• [Written task]
Using the material that follows, identify and copy each line with the string "适用电子商城的".

(Collected data entries)
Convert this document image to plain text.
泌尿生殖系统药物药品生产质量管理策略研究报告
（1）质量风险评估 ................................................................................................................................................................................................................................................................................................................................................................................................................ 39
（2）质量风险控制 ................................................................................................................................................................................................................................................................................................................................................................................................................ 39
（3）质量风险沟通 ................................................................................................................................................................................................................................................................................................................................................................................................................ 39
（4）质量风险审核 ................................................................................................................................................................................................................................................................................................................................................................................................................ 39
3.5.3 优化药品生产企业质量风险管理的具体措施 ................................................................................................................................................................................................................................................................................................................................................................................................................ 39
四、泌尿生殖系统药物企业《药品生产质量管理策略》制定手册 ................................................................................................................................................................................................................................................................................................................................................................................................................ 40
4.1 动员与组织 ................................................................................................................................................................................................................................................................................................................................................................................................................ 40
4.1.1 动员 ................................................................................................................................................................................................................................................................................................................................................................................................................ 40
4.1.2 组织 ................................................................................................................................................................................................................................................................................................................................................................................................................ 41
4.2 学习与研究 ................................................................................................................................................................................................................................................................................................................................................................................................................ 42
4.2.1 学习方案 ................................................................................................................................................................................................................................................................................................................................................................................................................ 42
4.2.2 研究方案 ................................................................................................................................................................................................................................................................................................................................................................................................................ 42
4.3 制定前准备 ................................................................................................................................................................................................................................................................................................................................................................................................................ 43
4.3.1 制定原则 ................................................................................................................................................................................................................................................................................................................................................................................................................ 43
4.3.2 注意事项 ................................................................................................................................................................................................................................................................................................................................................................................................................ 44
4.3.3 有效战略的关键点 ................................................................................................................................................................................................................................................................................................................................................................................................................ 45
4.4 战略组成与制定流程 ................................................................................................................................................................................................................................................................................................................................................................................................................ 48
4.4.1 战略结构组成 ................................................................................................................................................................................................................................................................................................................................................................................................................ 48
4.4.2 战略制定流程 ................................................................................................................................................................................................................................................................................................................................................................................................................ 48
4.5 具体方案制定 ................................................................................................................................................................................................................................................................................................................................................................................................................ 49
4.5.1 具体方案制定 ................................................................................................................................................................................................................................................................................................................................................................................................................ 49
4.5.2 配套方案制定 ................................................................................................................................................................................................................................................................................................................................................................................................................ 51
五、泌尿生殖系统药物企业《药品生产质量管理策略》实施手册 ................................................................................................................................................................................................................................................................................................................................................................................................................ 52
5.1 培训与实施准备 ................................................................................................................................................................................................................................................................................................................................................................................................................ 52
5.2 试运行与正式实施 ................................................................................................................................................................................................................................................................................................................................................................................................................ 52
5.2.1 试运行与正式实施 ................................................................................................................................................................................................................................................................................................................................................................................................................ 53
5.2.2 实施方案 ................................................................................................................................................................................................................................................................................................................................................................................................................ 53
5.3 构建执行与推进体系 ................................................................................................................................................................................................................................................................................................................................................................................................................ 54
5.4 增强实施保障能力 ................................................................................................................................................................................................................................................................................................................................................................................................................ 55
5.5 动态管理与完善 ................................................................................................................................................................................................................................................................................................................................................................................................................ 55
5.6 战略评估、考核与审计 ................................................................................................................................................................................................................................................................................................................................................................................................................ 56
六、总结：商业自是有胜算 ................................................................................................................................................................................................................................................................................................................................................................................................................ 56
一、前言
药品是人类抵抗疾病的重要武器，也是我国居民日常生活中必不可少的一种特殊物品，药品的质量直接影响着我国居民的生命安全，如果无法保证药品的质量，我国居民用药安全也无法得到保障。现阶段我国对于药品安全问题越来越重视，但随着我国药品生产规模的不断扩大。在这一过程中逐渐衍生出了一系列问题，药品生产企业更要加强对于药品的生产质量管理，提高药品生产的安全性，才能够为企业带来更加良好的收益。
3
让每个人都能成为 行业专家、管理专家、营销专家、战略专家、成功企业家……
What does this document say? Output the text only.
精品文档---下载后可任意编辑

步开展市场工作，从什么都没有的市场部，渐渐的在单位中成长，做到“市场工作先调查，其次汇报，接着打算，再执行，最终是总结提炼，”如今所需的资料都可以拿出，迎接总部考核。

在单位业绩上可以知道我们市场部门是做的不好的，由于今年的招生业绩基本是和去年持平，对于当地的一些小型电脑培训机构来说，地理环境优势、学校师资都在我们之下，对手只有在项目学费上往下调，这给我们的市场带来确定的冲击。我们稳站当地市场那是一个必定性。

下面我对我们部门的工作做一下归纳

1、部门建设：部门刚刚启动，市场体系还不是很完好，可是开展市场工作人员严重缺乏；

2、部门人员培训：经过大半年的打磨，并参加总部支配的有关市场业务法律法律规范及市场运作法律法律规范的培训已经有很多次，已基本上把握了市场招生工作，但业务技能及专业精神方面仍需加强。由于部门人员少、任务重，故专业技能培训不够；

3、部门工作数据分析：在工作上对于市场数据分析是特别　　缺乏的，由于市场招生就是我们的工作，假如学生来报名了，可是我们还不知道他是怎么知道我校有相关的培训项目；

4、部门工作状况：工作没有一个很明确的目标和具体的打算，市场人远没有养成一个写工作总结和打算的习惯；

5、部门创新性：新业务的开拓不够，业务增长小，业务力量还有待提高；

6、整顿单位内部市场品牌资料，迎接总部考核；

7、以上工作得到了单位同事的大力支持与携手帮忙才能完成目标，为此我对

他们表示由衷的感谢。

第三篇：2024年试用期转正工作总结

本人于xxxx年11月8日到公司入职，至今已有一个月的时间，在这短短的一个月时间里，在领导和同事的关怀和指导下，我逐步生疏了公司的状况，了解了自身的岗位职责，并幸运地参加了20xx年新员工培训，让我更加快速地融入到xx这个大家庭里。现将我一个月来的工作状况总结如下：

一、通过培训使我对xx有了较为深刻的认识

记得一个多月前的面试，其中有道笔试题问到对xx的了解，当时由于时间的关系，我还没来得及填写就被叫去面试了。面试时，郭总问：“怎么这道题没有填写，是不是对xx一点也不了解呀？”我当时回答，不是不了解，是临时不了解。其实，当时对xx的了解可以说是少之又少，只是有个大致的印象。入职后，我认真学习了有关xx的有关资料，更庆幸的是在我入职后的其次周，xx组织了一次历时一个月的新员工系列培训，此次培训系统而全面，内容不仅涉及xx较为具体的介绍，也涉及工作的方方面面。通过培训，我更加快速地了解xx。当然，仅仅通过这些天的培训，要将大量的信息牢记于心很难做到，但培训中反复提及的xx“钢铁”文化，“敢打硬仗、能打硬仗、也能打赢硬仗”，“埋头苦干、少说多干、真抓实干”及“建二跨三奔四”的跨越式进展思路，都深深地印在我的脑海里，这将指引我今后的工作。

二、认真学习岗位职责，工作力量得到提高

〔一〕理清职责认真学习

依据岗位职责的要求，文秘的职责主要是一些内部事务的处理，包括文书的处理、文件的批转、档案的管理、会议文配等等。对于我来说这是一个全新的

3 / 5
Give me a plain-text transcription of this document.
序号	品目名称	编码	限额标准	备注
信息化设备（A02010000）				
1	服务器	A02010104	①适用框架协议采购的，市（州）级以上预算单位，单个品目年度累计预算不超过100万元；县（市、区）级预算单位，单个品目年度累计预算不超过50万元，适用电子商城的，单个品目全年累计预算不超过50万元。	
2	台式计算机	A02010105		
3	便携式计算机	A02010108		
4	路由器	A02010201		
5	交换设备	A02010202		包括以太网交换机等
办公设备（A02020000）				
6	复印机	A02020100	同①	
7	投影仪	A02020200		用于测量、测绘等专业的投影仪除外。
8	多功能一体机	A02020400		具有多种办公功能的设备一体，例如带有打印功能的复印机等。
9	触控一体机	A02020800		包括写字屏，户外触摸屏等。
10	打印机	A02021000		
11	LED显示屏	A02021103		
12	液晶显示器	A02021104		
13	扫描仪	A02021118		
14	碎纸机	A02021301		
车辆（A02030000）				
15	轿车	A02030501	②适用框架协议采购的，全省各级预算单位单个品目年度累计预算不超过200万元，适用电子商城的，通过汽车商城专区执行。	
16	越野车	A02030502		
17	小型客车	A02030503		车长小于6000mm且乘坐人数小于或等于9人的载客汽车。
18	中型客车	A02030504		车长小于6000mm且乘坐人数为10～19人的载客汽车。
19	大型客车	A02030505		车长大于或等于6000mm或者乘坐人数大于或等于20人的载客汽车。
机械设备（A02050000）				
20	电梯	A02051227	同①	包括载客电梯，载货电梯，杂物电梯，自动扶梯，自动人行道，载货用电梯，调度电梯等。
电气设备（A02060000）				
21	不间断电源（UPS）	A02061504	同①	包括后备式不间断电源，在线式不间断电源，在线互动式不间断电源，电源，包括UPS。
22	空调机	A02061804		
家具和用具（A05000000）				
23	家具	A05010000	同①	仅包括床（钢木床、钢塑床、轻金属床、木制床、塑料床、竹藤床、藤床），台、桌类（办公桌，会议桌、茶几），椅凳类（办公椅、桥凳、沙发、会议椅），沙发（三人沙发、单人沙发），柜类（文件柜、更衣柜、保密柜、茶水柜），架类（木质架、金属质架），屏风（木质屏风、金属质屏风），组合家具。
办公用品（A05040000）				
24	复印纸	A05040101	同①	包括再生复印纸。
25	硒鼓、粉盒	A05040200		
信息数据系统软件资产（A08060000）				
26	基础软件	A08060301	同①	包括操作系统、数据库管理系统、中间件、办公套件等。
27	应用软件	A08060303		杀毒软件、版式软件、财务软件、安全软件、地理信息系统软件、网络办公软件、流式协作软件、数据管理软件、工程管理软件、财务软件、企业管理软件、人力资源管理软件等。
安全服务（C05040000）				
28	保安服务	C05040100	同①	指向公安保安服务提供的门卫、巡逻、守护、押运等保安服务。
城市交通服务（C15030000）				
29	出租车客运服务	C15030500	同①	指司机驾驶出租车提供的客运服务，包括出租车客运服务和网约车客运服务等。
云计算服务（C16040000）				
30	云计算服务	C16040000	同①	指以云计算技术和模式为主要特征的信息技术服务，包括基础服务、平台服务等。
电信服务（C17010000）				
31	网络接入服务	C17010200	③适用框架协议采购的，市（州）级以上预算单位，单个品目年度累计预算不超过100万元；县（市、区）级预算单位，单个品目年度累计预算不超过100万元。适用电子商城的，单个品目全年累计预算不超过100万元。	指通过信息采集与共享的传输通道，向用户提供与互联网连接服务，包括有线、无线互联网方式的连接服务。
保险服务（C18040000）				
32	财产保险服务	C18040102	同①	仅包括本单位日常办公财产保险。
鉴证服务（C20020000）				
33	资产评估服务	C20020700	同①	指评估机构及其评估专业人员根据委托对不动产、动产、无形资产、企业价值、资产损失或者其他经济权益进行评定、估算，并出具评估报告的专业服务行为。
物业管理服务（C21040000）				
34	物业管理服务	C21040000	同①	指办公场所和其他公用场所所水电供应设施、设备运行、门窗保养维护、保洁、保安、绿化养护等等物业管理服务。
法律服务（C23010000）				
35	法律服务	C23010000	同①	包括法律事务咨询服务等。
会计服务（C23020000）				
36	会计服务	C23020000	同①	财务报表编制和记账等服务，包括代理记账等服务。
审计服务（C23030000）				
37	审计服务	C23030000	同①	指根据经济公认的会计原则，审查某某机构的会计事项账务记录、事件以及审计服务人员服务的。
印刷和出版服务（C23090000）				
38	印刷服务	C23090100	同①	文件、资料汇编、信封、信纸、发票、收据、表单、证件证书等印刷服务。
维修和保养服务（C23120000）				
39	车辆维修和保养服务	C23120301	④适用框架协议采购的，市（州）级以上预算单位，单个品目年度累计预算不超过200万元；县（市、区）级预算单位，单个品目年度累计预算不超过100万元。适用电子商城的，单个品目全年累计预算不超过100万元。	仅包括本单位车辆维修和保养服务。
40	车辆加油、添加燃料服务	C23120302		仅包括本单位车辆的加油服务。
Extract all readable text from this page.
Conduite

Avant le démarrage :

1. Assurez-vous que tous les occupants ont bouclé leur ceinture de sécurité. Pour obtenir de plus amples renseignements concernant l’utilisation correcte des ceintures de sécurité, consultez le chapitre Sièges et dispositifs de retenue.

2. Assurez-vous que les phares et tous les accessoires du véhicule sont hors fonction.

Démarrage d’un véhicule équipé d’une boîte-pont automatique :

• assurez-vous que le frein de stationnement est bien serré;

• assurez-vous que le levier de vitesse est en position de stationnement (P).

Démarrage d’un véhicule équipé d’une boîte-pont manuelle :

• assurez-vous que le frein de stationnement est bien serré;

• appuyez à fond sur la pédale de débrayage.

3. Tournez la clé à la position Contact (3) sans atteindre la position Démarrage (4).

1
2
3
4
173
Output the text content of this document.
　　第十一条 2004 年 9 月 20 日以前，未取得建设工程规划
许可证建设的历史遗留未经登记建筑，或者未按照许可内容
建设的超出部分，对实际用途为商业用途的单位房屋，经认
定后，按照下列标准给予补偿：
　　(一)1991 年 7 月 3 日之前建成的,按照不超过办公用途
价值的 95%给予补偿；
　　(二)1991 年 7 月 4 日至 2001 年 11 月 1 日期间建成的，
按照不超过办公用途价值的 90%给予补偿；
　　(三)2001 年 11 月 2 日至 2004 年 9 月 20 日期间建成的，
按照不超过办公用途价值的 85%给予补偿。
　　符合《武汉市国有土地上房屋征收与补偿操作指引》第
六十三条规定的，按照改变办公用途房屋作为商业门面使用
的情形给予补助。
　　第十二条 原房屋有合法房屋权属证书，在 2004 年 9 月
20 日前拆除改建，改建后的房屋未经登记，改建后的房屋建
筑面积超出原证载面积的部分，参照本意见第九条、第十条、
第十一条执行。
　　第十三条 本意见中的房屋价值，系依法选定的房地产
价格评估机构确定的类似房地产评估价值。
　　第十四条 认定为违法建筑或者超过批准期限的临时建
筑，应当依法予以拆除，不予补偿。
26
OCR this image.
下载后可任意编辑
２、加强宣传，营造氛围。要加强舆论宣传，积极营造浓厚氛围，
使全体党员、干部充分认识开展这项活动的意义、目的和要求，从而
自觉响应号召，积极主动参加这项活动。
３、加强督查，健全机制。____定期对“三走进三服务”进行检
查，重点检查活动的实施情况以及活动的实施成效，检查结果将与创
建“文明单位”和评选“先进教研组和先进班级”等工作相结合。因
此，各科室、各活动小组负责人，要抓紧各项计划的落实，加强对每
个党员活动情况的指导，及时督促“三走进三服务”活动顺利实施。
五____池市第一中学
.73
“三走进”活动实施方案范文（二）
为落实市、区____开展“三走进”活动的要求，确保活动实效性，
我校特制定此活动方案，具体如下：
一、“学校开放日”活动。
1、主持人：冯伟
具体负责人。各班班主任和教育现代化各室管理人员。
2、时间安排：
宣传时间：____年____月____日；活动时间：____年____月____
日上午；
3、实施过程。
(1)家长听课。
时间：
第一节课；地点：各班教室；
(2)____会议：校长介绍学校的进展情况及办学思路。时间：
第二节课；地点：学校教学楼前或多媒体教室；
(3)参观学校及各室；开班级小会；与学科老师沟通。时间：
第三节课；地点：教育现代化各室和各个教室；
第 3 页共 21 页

• [Solution for this problem]
1	服务器	A02010104	①适用框架协议采购的，市（州）级以上预算单位，单个品目年度累计预算不超过100万元；县（市、区）级预算单位，单个品目年度累计预算不超过50万元，适用电子商城的，单个品目全年累计预算不超过50万元。	
15	轿车	A02030501	②适用框架协议采购的，全省各级预算单位单个品目年度累计预算不超过200万元，适用电子商城的，通过汽车商城专区执行。	
31	网络接入服务	C17010200	③适用框架协议采购的，市（州）级以上预算单位，单个品目年度累计预算不超过100万元；县（市、区）级预算单位，单个品目年度累计预算不超过100万元。适用电子商城的，单个品目全年累计预算不超过100万元。	指通过信息采集与共享的传输通道，向用户提供与互联网连接服务，包括有线、无线互联网方式的连接服务。
39	车辆维修和保养服务	C23120301	④适用框架协议采购的，市（州）级以上预算单位，单个品目年度累计预算不超过200万元；县（市、区）级预算单位，单个品目年度累计预算不超过100万元。适用电子商城的，单个品目全年累计预算不超过100万元。	仅包括本单位车辆维修和保养服务。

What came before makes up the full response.